**Instructions to follow:** Reproduce, with no changes, the rows from the very first one through the one containing "y-axis-title: Yield (%) [15, 220, 41, 305]", counting both of those rows.

— start Data —

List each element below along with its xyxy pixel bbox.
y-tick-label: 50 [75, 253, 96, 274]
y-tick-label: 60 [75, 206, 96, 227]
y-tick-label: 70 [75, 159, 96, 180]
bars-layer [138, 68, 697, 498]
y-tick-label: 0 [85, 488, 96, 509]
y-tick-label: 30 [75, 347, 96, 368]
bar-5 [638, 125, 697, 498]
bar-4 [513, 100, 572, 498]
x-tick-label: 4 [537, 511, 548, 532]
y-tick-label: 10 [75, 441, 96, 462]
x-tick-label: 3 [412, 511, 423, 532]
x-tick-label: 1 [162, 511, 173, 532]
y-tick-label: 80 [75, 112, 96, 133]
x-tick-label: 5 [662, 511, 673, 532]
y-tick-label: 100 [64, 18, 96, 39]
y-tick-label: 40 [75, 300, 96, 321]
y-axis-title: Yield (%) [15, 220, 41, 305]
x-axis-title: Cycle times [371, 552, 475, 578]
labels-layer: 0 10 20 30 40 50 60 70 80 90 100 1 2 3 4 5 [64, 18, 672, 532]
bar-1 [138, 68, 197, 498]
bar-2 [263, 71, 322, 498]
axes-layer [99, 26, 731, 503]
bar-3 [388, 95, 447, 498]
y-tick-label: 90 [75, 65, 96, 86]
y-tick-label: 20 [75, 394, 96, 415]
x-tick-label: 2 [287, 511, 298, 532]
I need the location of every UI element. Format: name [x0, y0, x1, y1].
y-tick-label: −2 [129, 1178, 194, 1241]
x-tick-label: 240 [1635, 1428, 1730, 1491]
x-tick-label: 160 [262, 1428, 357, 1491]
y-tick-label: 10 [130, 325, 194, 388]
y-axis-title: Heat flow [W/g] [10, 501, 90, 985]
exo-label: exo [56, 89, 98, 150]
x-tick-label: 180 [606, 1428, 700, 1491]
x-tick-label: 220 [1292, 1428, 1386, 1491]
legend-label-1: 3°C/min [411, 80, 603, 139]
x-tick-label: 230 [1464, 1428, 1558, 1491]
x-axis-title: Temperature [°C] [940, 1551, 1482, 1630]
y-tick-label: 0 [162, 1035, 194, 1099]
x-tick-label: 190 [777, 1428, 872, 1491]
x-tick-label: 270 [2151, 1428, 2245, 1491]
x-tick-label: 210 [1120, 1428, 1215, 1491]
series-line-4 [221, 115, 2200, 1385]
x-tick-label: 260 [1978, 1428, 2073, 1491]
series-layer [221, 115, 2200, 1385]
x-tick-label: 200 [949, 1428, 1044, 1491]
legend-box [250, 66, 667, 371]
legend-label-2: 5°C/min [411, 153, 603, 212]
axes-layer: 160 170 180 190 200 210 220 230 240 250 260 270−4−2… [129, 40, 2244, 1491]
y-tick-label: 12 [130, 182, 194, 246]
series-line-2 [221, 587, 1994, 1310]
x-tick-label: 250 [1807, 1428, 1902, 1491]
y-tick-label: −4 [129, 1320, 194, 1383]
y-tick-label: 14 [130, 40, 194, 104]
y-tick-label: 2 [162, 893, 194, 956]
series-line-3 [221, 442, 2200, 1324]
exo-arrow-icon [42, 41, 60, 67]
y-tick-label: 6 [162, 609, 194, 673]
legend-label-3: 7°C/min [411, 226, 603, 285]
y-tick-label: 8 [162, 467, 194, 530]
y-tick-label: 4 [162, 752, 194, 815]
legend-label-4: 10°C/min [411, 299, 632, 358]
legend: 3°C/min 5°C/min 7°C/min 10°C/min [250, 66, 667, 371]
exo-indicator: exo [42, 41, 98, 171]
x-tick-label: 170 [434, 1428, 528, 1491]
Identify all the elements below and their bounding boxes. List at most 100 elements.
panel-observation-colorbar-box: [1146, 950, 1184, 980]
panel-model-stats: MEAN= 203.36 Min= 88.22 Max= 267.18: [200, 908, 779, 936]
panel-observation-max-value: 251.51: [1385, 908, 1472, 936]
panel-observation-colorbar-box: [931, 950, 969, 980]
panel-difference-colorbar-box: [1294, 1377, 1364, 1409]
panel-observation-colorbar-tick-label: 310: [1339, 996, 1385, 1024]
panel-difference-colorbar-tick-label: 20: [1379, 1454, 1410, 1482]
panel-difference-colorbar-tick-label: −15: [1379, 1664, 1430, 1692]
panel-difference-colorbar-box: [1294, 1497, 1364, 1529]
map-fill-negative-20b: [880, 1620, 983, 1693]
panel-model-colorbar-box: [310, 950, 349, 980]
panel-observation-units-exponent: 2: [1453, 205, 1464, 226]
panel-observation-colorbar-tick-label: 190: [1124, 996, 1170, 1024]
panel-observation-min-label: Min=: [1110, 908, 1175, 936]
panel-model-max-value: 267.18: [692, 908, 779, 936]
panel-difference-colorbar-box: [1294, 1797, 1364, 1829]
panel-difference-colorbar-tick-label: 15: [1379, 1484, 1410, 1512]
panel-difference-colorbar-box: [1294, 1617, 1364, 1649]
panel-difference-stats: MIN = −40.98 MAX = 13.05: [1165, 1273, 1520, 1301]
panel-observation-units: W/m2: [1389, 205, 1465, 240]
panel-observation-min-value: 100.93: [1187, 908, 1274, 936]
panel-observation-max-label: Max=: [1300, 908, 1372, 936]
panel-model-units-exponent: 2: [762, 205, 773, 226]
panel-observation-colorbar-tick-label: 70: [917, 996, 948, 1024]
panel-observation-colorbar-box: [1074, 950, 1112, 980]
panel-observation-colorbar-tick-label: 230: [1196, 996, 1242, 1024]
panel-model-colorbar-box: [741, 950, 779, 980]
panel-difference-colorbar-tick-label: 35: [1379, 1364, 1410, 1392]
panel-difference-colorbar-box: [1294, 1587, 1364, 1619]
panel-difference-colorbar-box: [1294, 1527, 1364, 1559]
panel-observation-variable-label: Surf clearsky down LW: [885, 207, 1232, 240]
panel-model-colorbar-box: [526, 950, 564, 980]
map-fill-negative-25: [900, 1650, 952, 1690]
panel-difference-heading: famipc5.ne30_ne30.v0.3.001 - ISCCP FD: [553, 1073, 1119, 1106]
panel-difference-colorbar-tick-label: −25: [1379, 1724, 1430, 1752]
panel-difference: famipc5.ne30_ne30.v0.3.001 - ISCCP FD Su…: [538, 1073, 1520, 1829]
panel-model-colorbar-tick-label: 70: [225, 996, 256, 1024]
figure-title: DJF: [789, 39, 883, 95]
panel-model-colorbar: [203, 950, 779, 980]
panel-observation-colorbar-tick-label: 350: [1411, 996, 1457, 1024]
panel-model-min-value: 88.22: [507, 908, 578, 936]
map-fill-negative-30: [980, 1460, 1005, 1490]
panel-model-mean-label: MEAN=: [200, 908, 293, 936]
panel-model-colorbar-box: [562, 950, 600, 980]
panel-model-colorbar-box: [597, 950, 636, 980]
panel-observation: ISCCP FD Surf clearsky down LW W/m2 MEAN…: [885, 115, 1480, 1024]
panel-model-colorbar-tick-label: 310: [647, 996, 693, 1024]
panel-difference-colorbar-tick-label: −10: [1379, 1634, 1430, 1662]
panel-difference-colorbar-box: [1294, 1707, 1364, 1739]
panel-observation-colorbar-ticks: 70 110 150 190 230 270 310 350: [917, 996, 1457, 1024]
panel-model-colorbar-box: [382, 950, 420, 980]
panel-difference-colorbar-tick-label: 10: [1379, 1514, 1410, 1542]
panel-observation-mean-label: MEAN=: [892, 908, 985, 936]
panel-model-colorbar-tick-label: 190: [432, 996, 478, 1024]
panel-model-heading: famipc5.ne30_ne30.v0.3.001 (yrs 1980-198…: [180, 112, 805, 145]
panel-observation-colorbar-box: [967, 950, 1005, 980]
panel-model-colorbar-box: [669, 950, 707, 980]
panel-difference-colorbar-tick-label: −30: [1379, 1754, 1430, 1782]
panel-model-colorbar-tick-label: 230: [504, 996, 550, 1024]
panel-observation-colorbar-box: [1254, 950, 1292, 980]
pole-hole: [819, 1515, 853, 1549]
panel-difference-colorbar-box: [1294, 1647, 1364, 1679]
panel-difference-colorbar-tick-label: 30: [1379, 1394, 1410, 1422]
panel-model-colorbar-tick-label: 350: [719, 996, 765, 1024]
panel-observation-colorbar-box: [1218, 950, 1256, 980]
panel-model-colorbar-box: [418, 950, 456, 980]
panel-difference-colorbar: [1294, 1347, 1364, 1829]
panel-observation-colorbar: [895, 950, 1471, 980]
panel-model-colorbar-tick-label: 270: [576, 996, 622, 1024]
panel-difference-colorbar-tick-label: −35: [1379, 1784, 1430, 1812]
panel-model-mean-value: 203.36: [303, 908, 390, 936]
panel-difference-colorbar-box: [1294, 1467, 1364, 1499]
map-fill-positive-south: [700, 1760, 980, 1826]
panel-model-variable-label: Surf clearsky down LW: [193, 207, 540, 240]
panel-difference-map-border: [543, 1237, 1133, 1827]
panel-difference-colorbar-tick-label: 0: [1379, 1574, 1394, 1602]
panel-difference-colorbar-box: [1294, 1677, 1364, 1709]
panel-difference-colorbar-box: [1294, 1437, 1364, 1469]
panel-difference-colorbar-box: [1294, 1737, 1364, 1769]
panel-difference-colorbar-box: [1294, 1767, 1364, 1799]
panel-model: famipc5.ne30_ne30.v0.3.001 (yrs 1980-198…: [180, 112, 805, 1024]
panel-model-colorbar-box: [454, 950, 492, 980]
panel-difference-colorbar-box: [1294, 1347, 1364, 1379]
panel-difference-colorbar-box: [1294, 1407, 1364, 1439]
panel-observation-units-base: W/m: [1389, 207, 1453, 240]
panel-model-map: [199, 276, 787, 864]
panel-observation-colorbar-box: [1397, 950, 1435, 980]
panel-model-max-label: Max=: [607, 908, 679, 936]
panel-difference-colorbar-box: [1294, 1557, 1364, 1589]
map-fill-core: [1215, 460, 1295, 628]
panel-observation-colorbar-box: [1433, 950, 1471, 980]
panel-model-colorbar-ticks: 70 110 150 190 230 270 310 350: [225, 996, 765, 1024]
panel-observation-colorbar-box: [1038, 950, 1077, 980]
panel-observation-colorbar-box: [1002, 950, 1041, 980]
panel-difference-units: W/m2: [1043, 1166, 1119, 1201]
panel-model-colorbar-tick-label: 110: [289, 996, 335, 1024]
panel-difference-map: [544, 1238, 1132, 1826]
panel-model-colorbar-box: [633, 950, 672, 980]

— end Data —

**Task response:**
List each element below along with its xyxy pixel bbox.
y-tick-label: 50 [75, 253, 96, 274]
y-tick-label: 60 [75, 206, 96, 227]
y-tick-label: 70 [75, 159, 96, 180]
bars-layer [138, 68, 697, 498]
y-tick-label: 0 [85, 488, 96, 509]
y-tick-label: 30 [75, 347, 96, 368]
bar-5 [638, 125, 697, 498]
bar-4 [513, 100, 572, 498]
x-tick-label: 4 [537, 511, 548, 532]
y-tick-label: 10 [75, 441, 96, 462]
x-tick-label: 3 [412, 511, 423, 532]
x-tick-label: 1 [162, 511, 173, 532]
y-tick-label: 80 [75, 112, 96, 133]
x-tick-label: 5 [662, 511, 673, 532]
y-tick-label: 100 [64, 18, 96, 39]
y-tick-label: 40 [75, 300, 96, 321]
y-axis-title: Yield (%) [15, 220, 41, 305]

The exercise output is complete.